<<<<
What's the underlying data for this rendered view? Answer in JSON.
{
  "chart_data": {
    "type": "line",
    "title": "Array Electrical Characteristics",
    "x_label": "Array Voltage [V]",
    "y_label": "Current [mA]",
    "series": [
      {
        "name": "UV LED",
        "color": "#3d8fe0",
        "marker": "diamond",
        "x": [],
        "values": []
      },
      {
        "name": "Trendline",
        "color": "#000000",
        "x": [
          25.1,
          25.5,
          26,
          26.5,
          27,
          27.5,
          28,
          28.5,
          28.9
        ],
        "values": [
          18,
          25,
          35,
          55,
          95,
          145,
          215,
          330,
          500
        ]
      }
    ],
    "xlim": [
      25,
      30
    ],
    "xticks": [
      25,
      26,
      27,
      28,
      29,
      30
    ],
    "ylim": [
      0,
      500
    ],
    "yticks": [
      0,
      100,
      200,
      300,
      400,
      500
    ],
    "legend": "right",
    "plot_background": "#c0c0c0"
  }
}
>>>>
■ The task
Would you give the material above again, complete and exact?

■ Answer to the exercise
What's the underlying data for this rendered view? Answer in JSON.
{
  "chart_data": {
    "type": "line",
    "title": "Array Electrical Characteristics",
    "x_label": "Array Voltage [V]",
    "y_label": "Current [mA]",
    "series": [
      {
        "name": "UV LED",
        "color": "#3d8fe0",
        "marker": "diamond",
        "x": [],
        "values": []
      },
      {
        "name": "Trendline",
        "color": "#000000",
        "x": [
          25.1,
          25.5,
          26,
          26.5,
          27,
          27.5,
          28,
          28.5,
          28.9
        ],
        "values": [
          18,
          25,
          35,
          55,
          95,
          145,
          215,
          330,
          500
        ]
      }
    ],
    "xlim": [
      25,
      30
    ],
    "xticks": [
      25,
      26,
      27,
      28,
      29,
      30
    ],
    "ylim": [
      0,
      500
    ],
    "yticks": [
      0,
      100,
      200,
      300,
      400,
      500
    ],
    "legend": "right",
    "plot_background": "#c0c0c0"
  }
}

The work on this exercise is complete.